DATA SHOWN>
▬▬▬

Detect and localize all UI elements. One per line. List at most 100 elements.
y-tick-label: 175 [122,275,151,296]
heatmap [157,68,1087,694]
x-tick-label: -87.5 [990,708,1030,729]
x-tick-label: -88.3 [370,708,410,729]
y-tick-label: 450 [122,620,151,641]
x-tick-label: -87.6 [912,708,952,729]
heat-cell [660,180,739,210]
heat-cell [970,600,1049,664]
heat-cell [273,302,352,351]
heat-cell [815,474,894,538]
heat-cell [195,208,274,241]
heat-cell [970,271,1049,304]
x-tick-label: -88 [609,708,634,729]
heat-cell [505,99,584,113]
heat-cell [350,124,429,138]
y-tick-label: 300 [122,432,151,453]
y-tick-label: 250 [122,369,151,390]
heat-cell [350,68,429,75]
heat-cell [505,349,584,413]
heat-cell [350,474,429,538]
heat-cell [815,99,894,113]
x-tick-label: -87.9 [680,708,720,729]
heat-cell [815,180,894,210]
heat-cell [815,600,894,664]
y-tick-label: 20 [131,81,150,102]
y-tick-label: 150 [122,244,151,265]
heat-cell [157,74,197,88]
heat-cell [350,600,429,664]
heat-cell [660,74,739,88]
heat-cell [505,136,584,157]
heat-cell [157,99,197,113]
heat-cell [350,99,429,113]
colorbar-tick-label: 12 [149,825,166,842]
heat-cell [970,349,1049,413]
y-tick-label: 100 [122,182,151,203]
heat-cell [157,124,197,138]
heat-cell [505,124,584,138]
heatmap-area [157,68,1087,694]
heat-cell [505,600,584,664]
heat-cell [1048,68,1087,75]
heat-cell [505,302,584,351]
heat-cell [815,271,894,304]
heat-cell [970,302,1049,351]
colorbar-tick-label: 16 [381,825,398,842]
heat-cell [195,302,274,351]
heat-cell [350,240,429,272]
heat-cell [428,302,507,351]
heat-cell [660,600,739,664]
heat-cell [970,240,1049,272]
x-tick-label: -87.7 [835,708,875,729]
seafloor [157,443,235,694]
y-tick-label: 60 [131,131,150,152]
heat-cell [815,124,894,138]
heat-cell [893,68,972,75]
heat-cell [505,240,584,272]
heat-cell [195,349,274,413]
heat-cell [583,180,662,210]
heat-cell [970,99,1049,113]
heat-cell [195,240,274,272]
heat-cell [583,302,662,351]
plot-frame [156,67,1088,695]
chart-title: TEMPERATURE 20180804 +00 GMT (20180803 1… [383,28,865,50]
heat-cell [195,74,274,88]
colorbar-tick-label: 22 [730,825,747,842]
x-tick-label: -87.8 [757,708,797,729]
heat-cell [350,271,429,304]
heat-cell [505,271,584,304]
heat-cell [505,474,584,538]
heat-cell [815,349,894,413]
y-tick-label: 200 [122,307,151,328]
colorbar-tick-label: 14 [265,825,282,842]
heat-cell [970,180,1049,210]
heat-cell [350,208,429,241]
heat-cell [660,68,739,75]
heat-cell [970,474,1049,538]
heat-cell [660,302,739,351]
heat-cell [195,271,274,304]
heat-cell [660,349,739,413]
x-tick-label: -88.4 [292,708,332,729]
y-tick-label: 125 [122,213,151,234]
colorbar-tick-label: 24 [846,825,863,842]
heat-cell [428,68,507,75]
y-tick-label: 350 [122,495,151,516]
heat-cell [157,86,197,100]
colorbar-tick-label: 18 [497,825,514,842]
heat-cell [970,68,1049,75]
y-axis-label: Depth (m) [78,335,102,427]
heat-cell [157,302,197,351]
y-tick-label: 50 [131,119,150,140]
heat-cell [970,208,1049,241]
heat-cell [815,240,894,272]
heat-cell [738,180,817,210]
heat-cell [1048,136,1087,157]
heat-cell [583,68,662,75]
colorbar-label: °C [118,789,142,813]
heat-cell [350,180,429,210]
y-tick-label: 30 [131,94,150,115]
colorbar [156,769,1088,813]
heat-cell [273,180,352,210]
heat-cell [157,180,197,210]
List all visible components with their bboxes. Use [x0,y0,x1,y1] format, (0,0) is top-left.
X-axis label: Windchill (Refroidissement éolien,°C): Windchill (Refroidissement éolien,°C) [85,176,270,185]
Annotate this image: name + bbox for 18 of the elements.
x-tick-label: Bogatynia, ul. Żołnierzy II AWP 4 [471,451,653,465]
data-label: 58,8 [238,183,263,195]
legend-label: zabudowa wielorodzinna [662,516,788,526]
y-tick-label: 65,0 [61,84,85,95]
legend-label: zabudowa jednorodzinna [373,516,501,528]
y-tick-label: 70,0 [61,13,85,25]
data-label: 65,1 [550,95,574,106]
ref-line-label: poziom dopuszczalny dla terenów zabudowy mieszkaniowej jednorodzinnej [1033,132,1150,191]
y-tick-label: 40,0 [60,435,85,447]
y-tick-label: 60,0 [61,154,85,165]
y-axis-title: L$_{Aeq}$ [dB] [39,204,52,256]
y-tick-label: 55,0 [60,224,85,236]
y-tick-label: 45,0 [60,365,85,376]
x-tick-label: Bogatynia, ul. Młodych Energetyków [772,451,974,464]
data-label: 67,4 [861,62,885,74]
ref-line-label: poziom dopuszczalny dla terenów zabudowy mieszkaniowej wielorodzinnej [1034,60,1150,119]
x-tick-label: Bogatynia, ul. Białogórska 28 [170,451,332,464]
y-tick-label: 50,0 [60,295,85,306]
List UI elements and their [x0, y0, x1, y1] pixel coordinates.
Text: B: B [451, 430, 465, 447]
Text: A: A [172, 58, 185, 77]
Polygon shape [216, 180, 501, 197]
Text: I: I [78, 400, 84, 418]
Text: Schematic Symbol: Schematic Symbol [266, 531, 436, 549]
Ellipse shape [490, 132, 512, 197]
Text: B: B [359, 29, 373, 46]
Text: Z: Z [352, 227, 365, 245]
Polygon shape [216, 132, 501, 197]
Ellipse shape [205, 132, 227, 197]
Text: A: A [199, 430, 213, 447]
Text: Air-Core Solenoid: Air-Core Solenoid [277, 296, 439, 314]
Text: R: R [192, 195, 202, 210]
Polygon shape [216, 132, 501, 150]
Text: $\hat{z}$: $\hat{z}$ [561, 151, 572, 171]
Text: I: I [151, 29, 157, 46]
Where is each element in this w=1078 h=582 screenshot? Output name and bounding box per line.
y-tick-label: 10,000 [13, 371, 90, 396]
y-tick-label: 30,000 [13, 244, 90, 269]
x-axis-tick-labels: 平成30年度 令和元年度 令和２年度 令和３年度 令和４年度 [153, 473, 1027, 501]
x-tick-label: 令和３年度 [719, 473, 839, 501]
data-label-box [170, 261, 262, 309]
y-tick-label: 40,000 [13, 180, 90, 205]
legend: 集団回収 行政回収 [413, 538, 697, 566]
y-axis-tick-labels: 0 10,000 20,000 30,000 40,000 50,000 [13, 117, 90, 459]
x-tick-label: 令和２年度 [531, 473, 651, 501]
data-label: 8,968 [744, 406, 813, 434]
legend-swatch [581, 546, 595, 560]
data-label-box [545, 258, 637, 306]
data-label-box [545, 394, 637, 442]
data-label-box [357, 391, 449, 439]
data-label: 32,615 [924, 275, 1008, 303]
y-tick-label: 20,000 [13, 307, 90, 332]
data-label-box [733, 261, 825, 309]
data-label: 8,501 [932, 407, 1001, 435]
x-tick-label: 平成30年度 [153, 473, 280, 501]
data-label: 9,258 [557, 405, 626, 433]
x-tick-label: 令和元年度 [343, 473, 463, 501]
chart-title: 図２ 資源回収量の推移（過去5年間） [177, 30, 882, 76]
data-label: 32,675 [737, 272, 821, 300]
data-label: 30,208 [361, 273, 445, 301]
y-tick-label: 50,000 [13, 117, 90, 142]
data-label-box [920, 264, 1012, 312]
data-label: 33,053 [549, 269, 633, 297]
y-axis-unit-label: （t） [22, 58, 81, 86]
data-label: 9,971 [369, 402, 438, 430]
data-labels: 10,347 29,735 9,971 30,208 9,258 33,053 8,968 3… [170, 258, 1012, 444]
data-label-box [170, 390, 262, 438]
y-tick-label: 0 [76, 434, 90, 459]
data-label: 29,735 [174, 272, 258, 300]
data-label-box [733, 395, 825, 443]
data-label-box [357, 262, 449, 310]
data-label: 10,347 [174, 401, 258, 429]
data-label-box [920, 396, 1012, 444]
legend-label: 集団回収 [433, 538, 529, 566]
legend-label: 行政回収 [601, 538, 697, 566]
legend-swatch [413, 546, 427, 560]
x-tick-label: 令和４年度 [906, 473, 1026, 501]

▬▬▬

SET TASK> Copy the stretch of the items above word for word, from the very first line through the line that contains "heat-cell [660,180,739,210]".

ANSWER FOR THE TASK>
Detect and localize all UI elements. One per line. List at most 100 elements.
y-tick-label: 175 [122,275,151,296]
heatmap [157,68,1087,694]
x-tick-label: -87.5 [990,708,1030,729]
x-tick-label: -88.3 [370,708,410,729]
y-tick-label: 450 [122,620,151,641]
x-tick-label: -87.6 [912,708,952,729]
heat-cell [660,180,739,210]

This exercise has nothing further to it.